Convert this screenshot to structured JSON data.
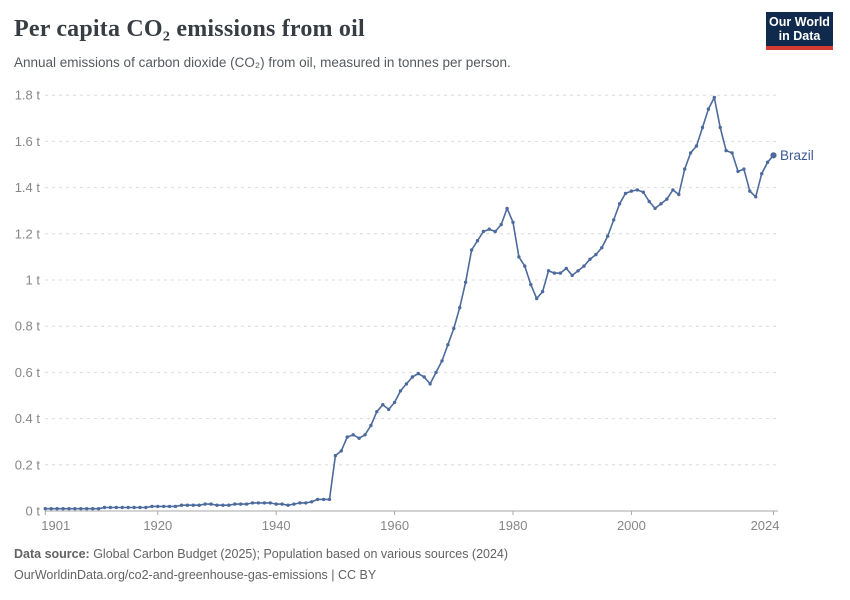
{
  "header": {
    "title": "Per capita CO₂ emissions from oil",
    "subtitle": "Annual emissions of carbon dioxide (CO₂) from oil, measured in tonnes per person.",
    "logo": {
      "line1": "Our World",
      "line2": "in Data"
    }
  },
  "chart_data": {
    "type": "line",
    "title": "Per capita CO₂ emissions from oil",
    "unit": "tonnes per person",
    "grid": "horizontal dashed",
    "legend_position": "end-of-line label",
    "x_range": [
      1901,
      2024
    ],
    "ylim": [
      0,
      1.85
    ],
    "line_color": "#4c6a9c",
    "label_color": "#3d5a94",
    "axis_color": "#a7a7a7",
    "grid_color": "#dcdcdc",
    "xticks": [
      1901,
      1920,
      1940,
      1960,
      1980,
      2000,
      2024
    ],
    "yticks": [
      {
        "value": 0,
        "label": "0 t"
      },
      {
        "value": 0.2,
        "label": "0.2 t"
      },
      {
        "value": 0.4,
        "label": "0.4 t"
      },
      {
        "value": 0.6,
        "label": "0.6 t"
      },
      {
        "value": 0.8,
        "label": "0.8 t"
      },
      {
        "value": 1,
        "label": "1 t"
      },
      {
        "value": 1.2,
        "label": "1.2 t"
      },
      {
        "value": 1.4,
        "label": "1.4 t"
      },
      {
        "value": 1.6,
        "label": "1.6 t"
      },
      {
        "value": 1.8,
        "label": "1.8 t"
      }
    ],
    "years": [
      1901,
      1902,
      1903,
      1904,
      1905,
      1906,
      1907,
      1908,
      1909,
      1910,
      1911,
      1912,
      1913,
      1914,
      1915,
      1916,
      1917,
      1918,
      1919,
      1920,
      1921,
      1922,
      1923,
      1924,
      1925,
      1926,
      1927,
      1928,
      1929,
      1930,
      1931,
      1932,
      1933,
      1934,
      1935,
      1936,
      1937,
      1938,
      1939,
      1940,
      1941,
      1942,
      1943,
      1944,
      1945,
      1946,
      1947,
      1948,
      1949,
      1950,
      1951,
      1952,
      1953,
      1954,
      1955,
      1956,
      1957,
      1958,
      1959,
      1960,
      1961,
      1962,
      1963,
      1964,
      1965,
      1966,
      1967,
      1968,
      1969,
      1970,
      1971,
      1972,
      1973,
      1974,
      1975,
      1976,
      1977,
      1978,
      1979,
      1980,
      1981,
      1982,
      1983,
      1984,
      1985,
      1986,
      1987,
      1988,
      1989,
      1990,
      1991,
      1992,
      1993,
      1994,
      1995,
      1996,
      1997,
      1998,
      1999,
      2000,
      2001,
      2002,
      2003,
      2004,
      2005,
      2006,
      2007,
      2008,
      2009,
      2010,
      2011,
      2012,
      2013,
      2014,
      2015,
      2016,
      2017,
      2018,
      2019,
      2020,
      2021,
      2022,
      2023,
      2024
    ],
    "series": [
      {
        "name": "Brazil",
        "values": [
          0.01,
          0.01,
          0.01,
          0.01,
          0.01,
          0.01,
          0.01,
          0.01,
          0.01,
          0.01,
          0.015,
          0.015,
          0.015,
          0.015,
          0.015,
          0.015,
          0.015,
          0.015,
          0.02,
          0.02,
          0.02,
          0.02,
          0.02,
          0.025,
          0.025,
          0.025,
          0.025,
          0.03,
          0.03,
          0.025,
          0.025,
          0.025,
          0.03,
          0.03,
          0.03,
          0.035,
          0.035,
          0.035,
          0.035,
          0.03,
          0.03,
          0.025,
          0.03,
          0.035,
          0.035,
          0.04,
          0.05,
          0.05,
          0.05,
          0.24,
          0.26,
          0.32,
          0.33,
          0.315,
          0.33,
          0.37,
          0.43,
          0.46,
          0.44,
          0.47,
          0.52,
          0.55,
          0.58,
          0.595,
          0.58,
          0.55,
          0.6,
          0.65,
          0.72,
          0.79,
          0.88,
          0.99,
          1.13,
          1.17,
          1.21,
          1.22,
          1.21,
          1.24,
          1.31,
          1.25,
          1.1,
          1.06,
          0.98,
          0.92,
          0.95,
          1.04,
          1.03,
          1.03,
          1.05,
          1.02,
          1.04,
          1.06,
          1.09,
          1.11,
          1.14,
          1.19,
          1.26,
          1.33,
          1.375,
          1.385,
          1.39,
          1.38,
          1.34,
          1.31,
          1.33,
          1.35,
          1.39,
          1.37,
          1.48,
          1.55,
          1.58,
          1.66,
          1.74,
          1.79,
          1.66,
          1.56,
          1.55,
          1.47,
          1.48,
          1.385,
          1.36,
          1.46,
          1.51,
          1.54
        ]
      }
    ]
  },
  "footer": {
    "source_bold": "Data source:",
    "source_rest": " Global Carbon Budget (2025); Population based on various sources (2024)",
    "line2": "OurWorldinData.org/co2-and-greenhouse-gas-emissions | CC BY"
  }
}
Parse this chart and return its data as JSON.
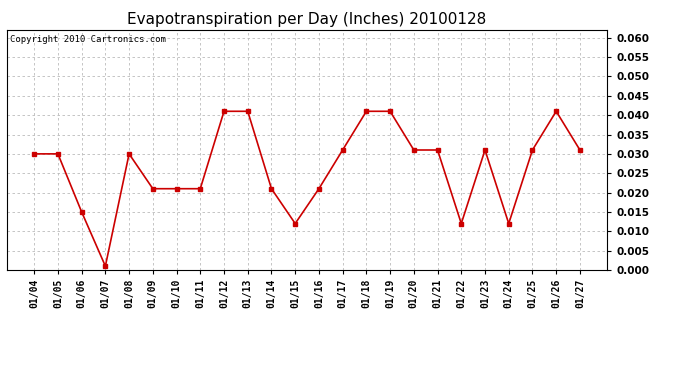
{
  "title": "Evapotranspiration per Day (Inches) 20100128",
  "copyright_text": "Copyright 2010 Cartronics.com",
  "x_labels": [
    "01/04",
    "01/05",
    "01/06",
    "01/07",
    "01/08",
    "01/09",
    "01/10",
    "01/11",
    "01/12",
    "01/13",
    "01/14",
    "01/15",
    "01/16",
    "01/17",
    "01/18",
    "01/19",
    "01/20",
    "01/21",
    "01/22",
    "01/23",
    "01/24",
    "01/25",
    "01/26",
    "01/27"
  ],
  "y_values": [
    0.03,
    0.03,
    0.015,
    0.001,
    0.03,
    0.021,
    0.021,
    0.021,
    0.041,
    0.041,
    0.021,
    0.012,
    0.021,
    0.031,
    0.041,
    0.041,
    0.031,
    0.031,
    0.012,
    0.031,
    0.012,
    0.031,
    0.041,
    0.031
  ],
  "line_color": "#cc0000",
  "marker": "s",
  "marker_size": 3,
  "line_width": 1.2,
  "ylim": [
    0.0,
    0.062
  ],
  "yticks": [
    0.0,
    0.005,
    0.01,
    0.015,
    0.02,
    0.025,
    0.03,
    0.035,
    0.04,
    0.045,
    0.05,
    0.055,
    0.06
  ],
  "background_color": "#ffffff",
  "grid_color": "#bbbbbb",
  "title_fontsize": 11,
  "copyright_fontsize": 6.5,
  "tick_fontsize": 7.5,
  "x_tick_fontsize": 7
}
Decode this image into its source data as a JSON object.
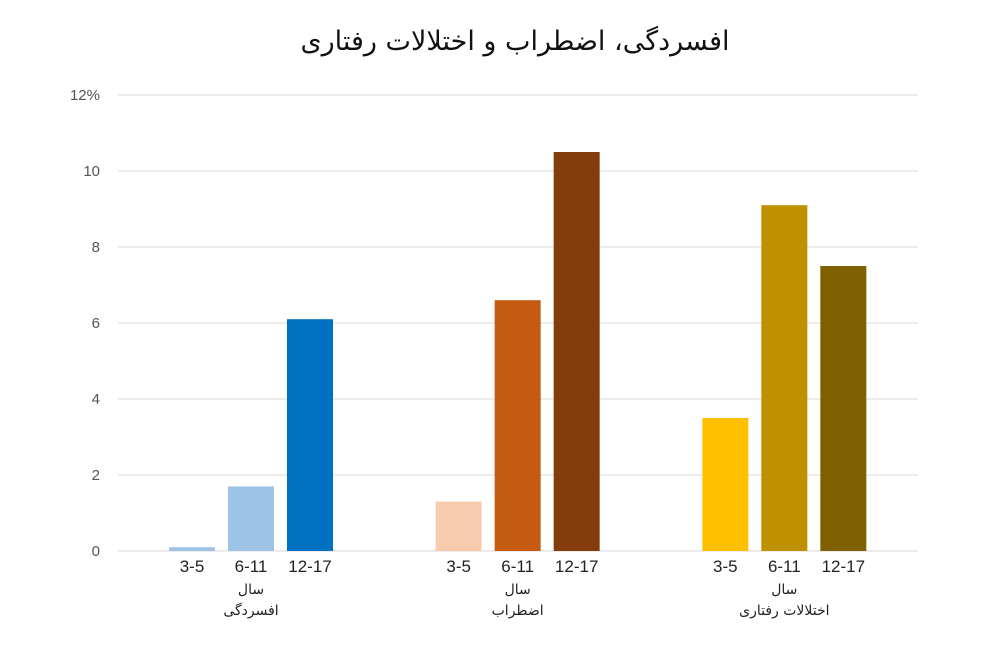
{
  "chart_data": {
    "type": "bar",
    "title": "افسردگی، اضطراب و اختلالات رفتاری",
    "ylim": [
      0,
      12
    ],
    "yticks": [
      "0",
      "2",
      "4",
      "6",
      "8",
      "10",
      "12%"
    ],
    "grid": true,
    "unit_label": "سال",
    "groups": [
      {
        "name": "افسردگی",
        "categories": [
          "3-5",
          "6-11",
          "12-17"
        ],
        "values": [
          0.1,
          1.7,
          6.1
        ],
        "colors": [
          "#9dc3e6",
          "#9dc3e6",
          "#0070c0"
        ]
      },
      {
        "name": "اضطراب",
        "categories": [
          "3-5",
          "6-11",
          "12-17"
        ],
        "values": [
          1.3,
          6.6,
          10.5
        ],
        "colors": [
          "#f8cbad",
          "#c55a11",
          "#843c0c"
        ]
      },
      {
        "name": "اختلالات رفتاری",
        "categories": [
          "3-5",
          "6-11",
          "12-17"
        ],
        "values": [
          3.5,
          9.1,
          7.5
        ],
        "colors": [
          "#ffc000",
          "#bf9000",
          "#7f6000"
        ]
      }
    ]
  }
}
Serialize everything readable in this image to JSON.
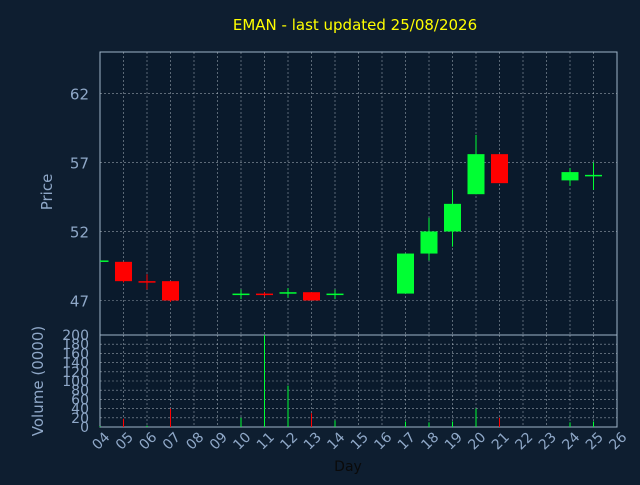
{
  "chart_data": {
    "type": "candlestick",
    "title": "EMAN - last updated 25/08/2026",
    "xlabel": "Day",
    "price_ylabel": "Price",
    "volume_ylabel": "Volume (0000)",
    "price_ylim": [
      44.5,
      65.0
    ],
    "price_ticks": [
      47,
      52,
      57,
      62
    ],
    "volume_ylim": [
      0,
      200
    ],
    "volume_ticks": [
      0,
      20,
      40,
      60,
      80,
      100,
      120,
      140,
      160,
      180,
      200
    ],
    "days": [
      "04",
      "05",
      "06",
      "07",
      "08",
      "09",
      "10",
      "11",
      "12",
      "13",
      "14",
      "15",
      "16",
      "17",
      "18",
      "19",
      "20",
      "21",
      "22",
      "23",
      "24",
      "25",
      "26"
    ],
    "grid": true,
    "colors": {
      "background": "#0e1e30",
      "plot_background": "#0a1a2c",
      "axis": "#9fb4c8",
      "label": "#8fa8c8",
      "title": "#ffff00",
      "grid": "#c8d2dc",
      "up": "#00ff33",
      "down": "#ff0000"
    },
    "candles": [
      {
        "day": "04",
        "open": 49.9,
        "high": 49.9,
        "low": 49.9,
        "close": 49.9
      },
      {
        "day": "05",
        "open": 49.8,
        "high": 49.8,
        "low": 48.3,
        "close": 48.4
      },
      {
        "day": "06",
        "open": 48.4,
        "high": 48.9,
        "low": 47.8,
        "close": 48.3
      },
      {
        "day": "07",
        "open": 48.4,
        "high": 48.4,
        "low": 46.9,
        "close": 47.0
      },
      {
        "day": "10",
        "open": 47.4,
        "high": 47.8,
        "low": 47.1,
        "close": 47.5
      },
      {
        "day": "11",
        "open": 47.5,
        "high": 47.6,
        "low": 47.3,
        "close": 47.4
      },
      {
        "day": "12",
        "open": 47.5,
        "high": 47.9,
        "low": 47.2,
        "close": 47.6
      },
      {
        "day": "13",
        "open": 47.6,
        "high": 47.6,
        "low": 47.0,
        "close": 47.0
      },
      {
        "day": "14",
        "open": 47.4,
        "high": 47.8,
        "low": 47.1,
        "close": 47.5
      },
      {
        "day": "17",
        "open": 47.5,
        "high": 50.4,
        "low": 47.5,
        "close": 50.4
      },
      {
        "day": "18",
        "open": 50.4,
        "high": 53.0,
        "low": 49.9,
        "close": 52.0
      },
      {
        "day": "19",
        "open": 52.0,
        "high": 55.0,
        "low": 50.9,
        "close": 54.0
      },
      {
        "day": "20",
        "open": 54.7,
        "high": 59.0,
        "low": 54.7,
        "close": 57.6
      },
      {
        "day": "21",
        "open": 57.6,
        "high": 57.6,
        "low": 55.5,
        "close": 55.5
      },
      {
        "day": "24",
        "open": 55.7,
        "high": 56.6,
        "low": 55.3,
        "close": 56.3
      },
      {
        "day": "25",
        "open": 56.0,
        "high": 57.0,
        "low": 55.0,
        "close": 56.1
      }
    ],
    "volume": [
      {
        "day": "04",
        "value": 2,
        "dir": "up"
      },
      {
        "day": "05",
        "value": 18,
        "dir": "down"
      },
      {
        "day": "06",
        "value": 3,
        "dir": "up"
      },
      {
        "day": "07",
        "value": 40,
        "dir": "down"
      },
      {
        "day": "10",
        "value": 20,
        "dir": "up"
      },
      {
        "day": "11",
        "value": 200,
        "dir": "up"
      },
      {
        "day": "12",
        "value": 90,
        "dir": "up"
      },
      {
        "day": "13",
        "value": 30,
        "dir": "down"
      },
      {
        "day": "14",
        "value": 14,
        "dir": "up"
      },
      {
        "day": "17",
        "value": 12,
        "dir": "up"
      },
      {
        "day": "18",
        "value": 10,
        "dir": "up"
      },
      {
        "day": "19",
        "value": 12,
        "dir": "up"
      },
      {
        "day": "20",
        "value": 40,
        "dir": "up"
      },
      {
        "day": "21",
        "value": 20,
        "dir": "down"
      },
      {
        "day": "24",
        "value": 10,
        "dir": "up"
      },
      {
        "day": "25",
        "value": 12,
        "dir": "up"
      }
    ]
  }
}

####

Given exercise>
Locate each line with the word "رفتاری" and copy it.

Solution to this problem>
    "title": "افسردگی، اضطراب و اختلالات رفتاری",
        "name": "اختلالات رفتاری",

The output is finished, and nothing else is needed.